# Start of EXCERPTED TEXT

# Rocky Fork This Past weekend........



## smalliehunter (Apr 12, 2004)

Well i was out at Rocky Fork camping with the family........did some gill/crappie fishing, some night fishing with the boy.......and some major boating......... it was a blast........... HOWEVER........... i did witness something i just will never understand, and it was the first time i have actually seen it done......... there were two guys bow fishing in the shallow water off the camp ground launch ramp.........they were standing/sitting in what looked to be a modified kayak.........in the 10-15 mins that i watched them.........each one took 2 fish a piece......... was pretty amazing to watch....but what took me for a loop.......was they just tossed the fish back into the water......... they were dead fish......... now i know that turtles, etc... will eat them.......but why do that? I beleive they were bow fishing for carp........ it looked to be carp they brought in.......... now i am no fan of the carp.....although they put up a heck of a fight.......... i wouldnt catch one just to kill it and discard........... is this normal with bow fisherman? They dont keep what they shoot?


----------



## Jitterbug (Apr 13, 2004)

Are you sure the carp were dead. I've never bowfished myself, but I have seen others do it. I'd say 95% of the time, the fish are still alive when released and they tell me the fish survive. That doesn't address the issue of what else you are putting the fish through, but I'm not sure they are tossing back dead fish.


----------



## bigjohn513 (Apr 6, 2004)

come on they live????? after an arrow goes thru them???got any proof to back that up?
i know we kill certian amount of fish hooking them in the mouth...but i need some proof that a fiberglass injection doesn't kill them...total B.S.


----------



## Pharley (Apr 11, 2004)

I saw a guy bowfishing at Alum Creek, went over and talked to him a while. he had a pile of about 10-15 dead carp stacked up. Needless to say, they were not surviving his arrows. They were big thick fiberglass arrows with an enormous barbed tip.


----------



## bigjohn513 (Apr 6, 2004)

i've had frogs live thru a gigging but i dont think they would make it if i let them go...


----------



## Jitterbug (Apr 13, 2004)

# End of EXCERPTED TEXT

WORK TO DO ▸
#1 Reproduce the passage of the Rocky Fork bowfishing thread that opens with the words containing "i know we kill" and ends with "enormous barbed tip.", keeping every character unchanged.
#2 Carry on the Rocky Fork bowfishing thread from its final line.
The records that follow have no connection to the bowfishing thread.

# Start of STORED DATA

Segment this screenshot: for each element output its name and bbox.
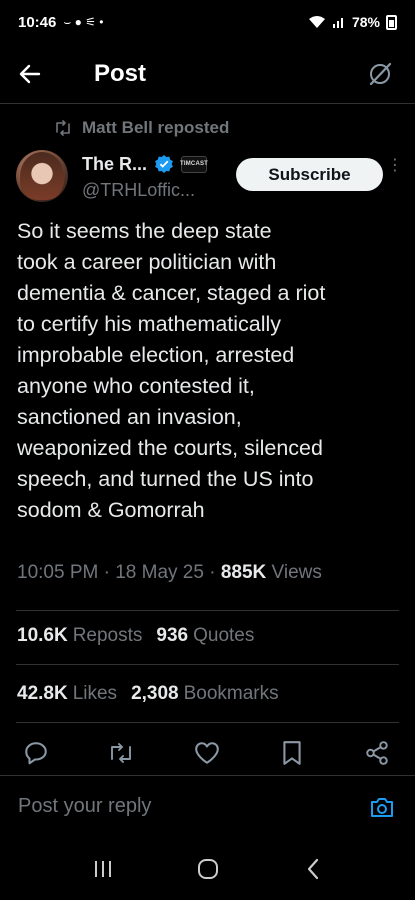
divider [16, 664, 399, 665]
handle[interactable]: @TRHLoffic... [82, 180, 207, 201]
camera-button[interactable] [367, 792, 397, 822]
author-row: The R... TIMCAST @TRHLoffic... Subscribe… [16, 150, 403, 210]
more-icon[interactable]: ⋮ [387, 158, 403, 174]
repost-text: Matt Bell reposted [82, 118, 230, 137]
likes-label: Likes [72, 683, 118, 704]
reposts-quotes-row: 10.6K Reposts 936 Quotes [17, 625, 254, 647]
views-count: 885K [220, 562, 267, 583]
top-bar: Post [0, 44, 415, 104]
reply-bar [0, 775, 415, 837]
bookmarks-label: Bookmarks [183, 683, 279, 704]
views-label: Views [271, 562, 322, 583]
like-icon [194, 742, 219, 764]
reposts-stat[interactable]: 10.6K Reposts [17, 625, 142, 647]
home-icon [197, 859, 218, 879]
back-arrow-icon [19, 64, 41, 83]
repost-indicator[interactable]: Matt Bell reposted [54, 118, 229, 138]
tweet-time: 10:05 PM [17, 562, 99, 583]
affiliate-badge[interactable]: TIMCAST [180, 155, 208, 173]
status-time: 10:46 [18, 13, 57, 31]
signal-icon [332, 18, 343, 28]
display-name[interactable]: The R... [82, 154, 147, 175]
likes-stat[interactable]: 42.8K Likes [17, 683, 117, 705]
tweet-text: So it seems the deep state took a career… [17, 219, 326, 522]
battery-icon [386, 14, 397, 30]
system-back-button[interactable] [293, 849, 333, 889]
action-bar [20, 734, 393, 772]
camera-icon [371, 797, 393, 817]
back-icon [307, 858, 318, 880]
divider [16, 610, 399, 611]
grok-icon [369, 62, 392, 85]
reposts-count: 10.6K [17, 625, 68, 646]
notification-icons: ⌣ ● ⚟ • [63, 14, 104, 29]
quotes-count: 936 [156, 625, 189, 646]
reposts-label: Reposts [72, 625, 143, 646]
system-nav-bar [0, 838, 415, 900]
tweet-meta: 10:05 PM · 18 May 25 · 885K Views [17, 562, 322, 583]
back-button[interactable] [18, 54, 58, 94]
wifi-icon [308, 16, 325, 28]
bookmark-icon [283, 741, 301, 765]
reply-icon [25, 742, 47, 765]
bookmarks-stat[interactable]: 2,308 Bookmarks [131, 683, 279, 705]
quotes-stat[interactable]: 936 Quotes [156, 625, 254, 647]
retweet-button[interactable] [105, 737, 137, 769]
quotes-label: Quotes [193, 625, 255, 646]
retweet-icon [111, 743, 132, 763]
home-button[interactable] [188, 849, 228, 889]
subscribe-button[interactable]: Subscribe [236, 158, 383, 191]
reply-button[interactable] [20, 737, 52, 769]
reply-input[interactable] [18, 795, 367, 818]
divider [16, 722, 399, 723]
bookmark-button[interactable] [276, 737, 308, 769]
bookmarks-count: 2,308 [131, 683, 179, 704]
tweet-date: 18 May 25 [115, 562, 204, 583]
battery-percent: 78% [351, 14, 380, 30]
repost-icon [56, 120, 70, 136]
like-button[interactable] [191, 737, 223, 769]
share-icon [366, 741, 388, 765]
verified-icon [155, 155, 173, 173]
status-bar: 10:46 ⌣ ● ⚟ • 78% [0, 0, 415, 44]
share-button[interactable] [361, 737, 393, 769]
page-title: Post [94, 59, 147, 87]
grok-button[interactable] [363, 57, 397, 91]
recents-button[interactable] [83, 849, 123, 889]
likes-count: 42.8K [17, 683, 68, 704]
avatar[interactable] [16, 150, 68, 202]
likes-bookmarks-row: 42.8K Likes 2,308 Bookmarks [17, 683, 279, 705]
recents-icon [94, 861, 111, 877]
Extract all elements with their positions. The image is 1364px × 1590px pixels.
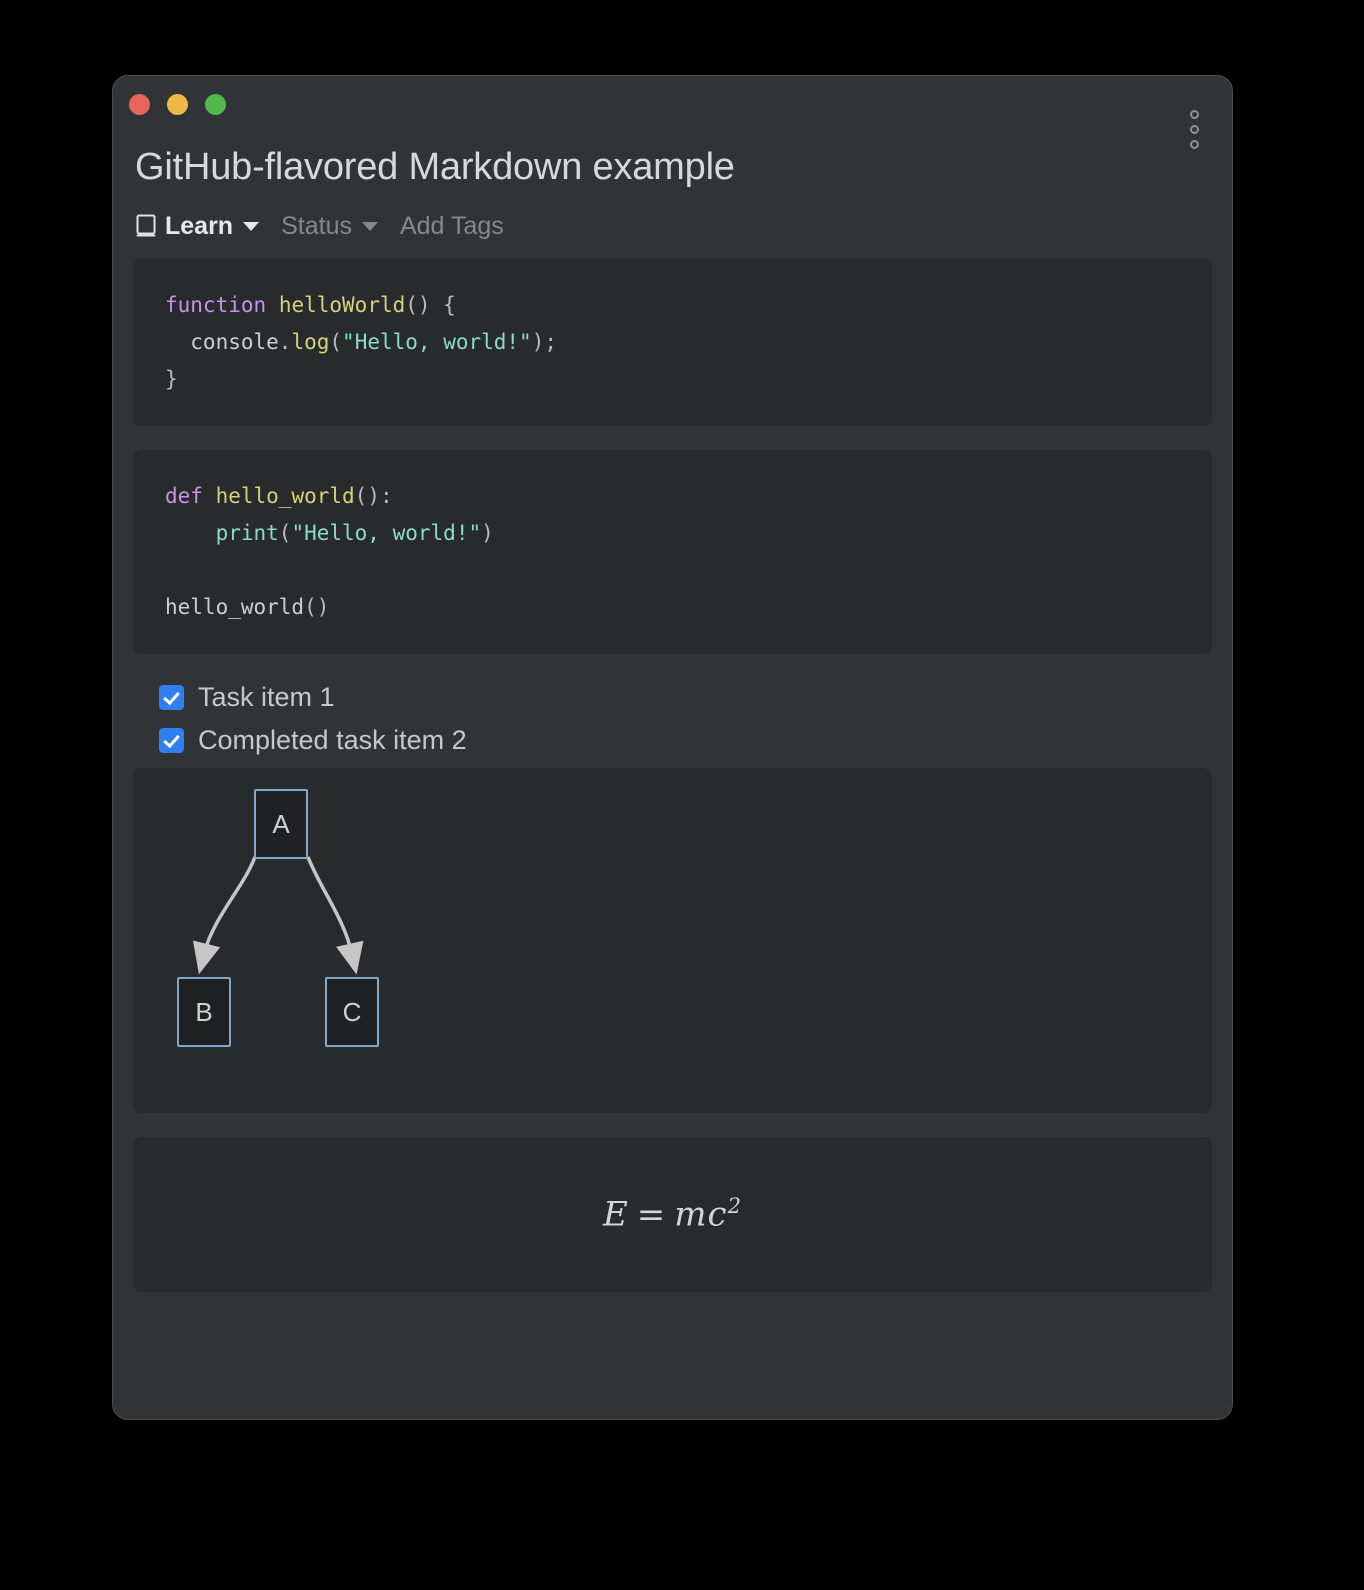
code-token: )	[481, 521, 494, 545]
code-token: helloWorld	[279, 293, 405, 317]
doc-toolbar: Learn Status Add Tags	[113, 192, 1232, 239]
math-block[interactable]: E=mc2	[133, 1137, 1212, 1292]
task-checkbox[interactable]	[159, 685, 184, 710]
code-token: hello_world	[216, 484, 355, 508]
code-block-python-content: def hello_world(): print("Hello, world!"…	[133, 450, 1212, 654]
task-label: Task item 1	[198, 684, 335, 711]
chevron-down-icon	[362, 222, 378, 231]
traffic-light-group	[129, 94, 226, 115]
math-base: E	[603, 1195, 629, 1235]
code-block-javascript[interactable]: function helloWorld() { console.log("Hel…	[133, 259, 1212, 426]
code-block-javascript-content: function helloWorld() { console.log("Hel…	[133, 259, 1212, 426]
window-titlebar	[113, 76, 1232, 138]
kebab-menu-icon[interactable]	[1190, 110, 1199, 149]
edge-a-to-c	[308, 857, 352, 954]
maximize-window-button[interactable]	[205, 94, 226, 115]
kebab-dot-3	[1190, 140, 1199, 149]
math-formula: E=mc2	[603, 1193, 742, 1234]
task-list: Task item 1 Completed task item 2	[133, 678, 1212, 768]
add-tags-button[interactable]: Add Tags	[400, 214, 504, 239]
minimize-window-button[interactable]	[167, 94, 188, 115]
kebab-dot-2	[1190, 125, 1199, 134]
diagram-node-b-label: B	[195, 997, 212, 1027]
notebook-selector-learn[interactable]: Learn	[135, 214, 259, 239]
code-token: print	[216, 521, 279, 545]
diagram-node-b[interactable]: B	[178, 978, 230, 1046]
app-window: GitHub-flavored Markdown example Learn S…	[112, 75, 1233, 1420]
code-token: "Hello, world!"	[342, 330, 532, 354]
code-token: def	[165, 484, 203, 508]
code-token: .	[279, 330, 292, 354]
code-token: (	[279, 521, 292, 545]
mermaid-diagram-svg: A B C	[133, 768, 1214, 1113]
kebab-dot-1	[1190, 110, 1199, 119]
chevron-down-icon	[243, 222, 259, 231]
code-token: hello_world	[165, 595, 304, 619]
code-token: }	[165, 367, 178, 391]
diagram-node-c-label: C	[343, 997, 362, 1027]
code-token: () {	[405, 293, 456, 317]
task-label: Completed task item 2	[198, 727, 467, 754]
code-token	[266, 293, 279, 317]
learn-label: Learn	[165, 214, 233, 239]
screen: GitHub-flavored Markdown example Learn S…	[0, 0, 1364, 1590]
mermaid-diagram-block[interactable]: A B C	[133, 768, 1212, 1113]
math-body: mc	[674, 1195, 727, 1235]
page-title: GitHub-flavored Markdown example	[113, 138, 1232, 192]
code-token: log	[291, 330, 329, 354]
task-list-item[interactable]: Task item 1	[159, 684, 1212, 711]
task-list-item[interactable]: Completed task item 2	[159, 727, 1212, 754]
code-token: );	[532, 330, 557, 354]
document-body: function helloWorld() { console.log("Hel…	[113, 239, 1232, 1292]
code-token	[203, 484, 216, 508]
book-icon	[135, 214, 157, 238]
code-token: function	[165, 293, 266, 317]
code-token: "Hello, world!"	[291, 521, 481, 545]
math-operator: =	[637, 1195, 667, 1235]
add-tags-label: Add Tags	[400, 214, 504, 239]
math-exponent: 2	[728, 1193, 742, 1218]
status-selector[interactable]: Status	[281, 214, 378, 239]
code-token: ()	[304, 595, 329, 619]
diagram-node-a[interactable]: A	[255, 790, 307, 858]
code-token: ():	[355, 484, 393, 508]
edge-a-to-b	[204, 857, 255, 954]
task-checkbox[interactable]	[159, 728, 184, 753]
code-token: (	[329, 330, 342, 354]
status-label: Status	[281, 214, 352, 239]
diagram-node-c[interactable]: C	[326, 978, 378, 1046]
code-token	[165, 521, 216, 545]
close-window-button[interactable]	[129, 94, 150, 115]
code-block-python[interactable]: def hello_world(): print("Hello, world!"…	[133, 450, 1212, 654]
code-token: console	[165, 330, 279, 354]
diagram-node-a-label: A	[272, 809, 290, 839]
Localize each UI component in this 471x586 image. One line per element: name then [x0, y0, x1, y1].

# End of STORED DATA

THE RESPONSES ▸
#1
i know we kill certian amount of fish hooking them in the mouth...but i need some proof that a fiberglass injection doesn't kill them...total B.S.


----------



## Pharley (Apr 11, 2004)

I saw a guy bowfishing at Alum Creek, went over and talked to him a while. he had a pile of about 10-15 dead carp stacked up. Needless to say, they were not surviving his arrows. They were big thick fiberglass arrows with an enormous barbed tip.

#2
I could be wrong. I'm sure some of these fish do die. It probably all depends where you hit them. All I know is that the time I saw a guy shooting them, they all swam away afterwards and looked relatively healthy (as healthy as one can look with a hole in its side). May depend on the diameter of the arrow and the type of head used. I, for one, do not agree with the practice and think that it is cruel to the fish despite the outcome.


----------



## flathunter (Apr 5, 2004)

Oh man, I really would like to have my say on this, but out of repect for this site I will keep my feelings to myself...The only thing I will say is I am not a fan of bowfishing!


----------



## smalliehunter (Apr 12, 2004)

They were dead!!!!!!!!!


----------



## bowhazard (Apr 19, 2004)

Oh man, I really would like to have my say on this, but out of repect for this site I will keep my feelings to myself...The only thing I will say is I am a BIG fan of bowfishing!


----------



## THarris (Apr 12, 2004)

That is a good one....    "Some of the fish die"????? They ALL die....


----------



## Guest (Jul 27, 2004)

They will be the same people crying when there are none left. Rocky fork has already had a big carp kill this year and now we have people like this!  Im still young and its pretty depressing to know that when I get older and have kids there will no fish left for them to enjoy catching thanks to people like them. Its like trying to play football without a football. We are fishing without any fish to catch. Its a very sad joke.


----------



## smalliehunter (Apr 12, 2004)

You must be a bowfisher........... explain to me the reason you would not or maybe you do, but why you folks do not keep what you kill........I mean to me it seems like a waste, if you cant release the fish because its dead or mortally injured, or because its dead........... yet you dont keep the harvest....... explain that


----------



## bowhazard (Apr 19, 2004)

Sent ya' a PM smallie.


----------



## NocturnalDeath (Jul 22, 2004)

IF you are using what you shoot. Whether it be for food, bait, chum, and you only shoot what you need..

Too bad no bowfishermen here to chime in...

Part of taking a hunter's safety course is learning about wildlife conservation, I think you should have to take a class to get your fishing license...

As far as arrows killing fish... I doubt it... I mean geez if someone shot a bowfisherman with an arrow I'm sure they would just swim away...


----------



## shysterorange (Apr 14, 2004)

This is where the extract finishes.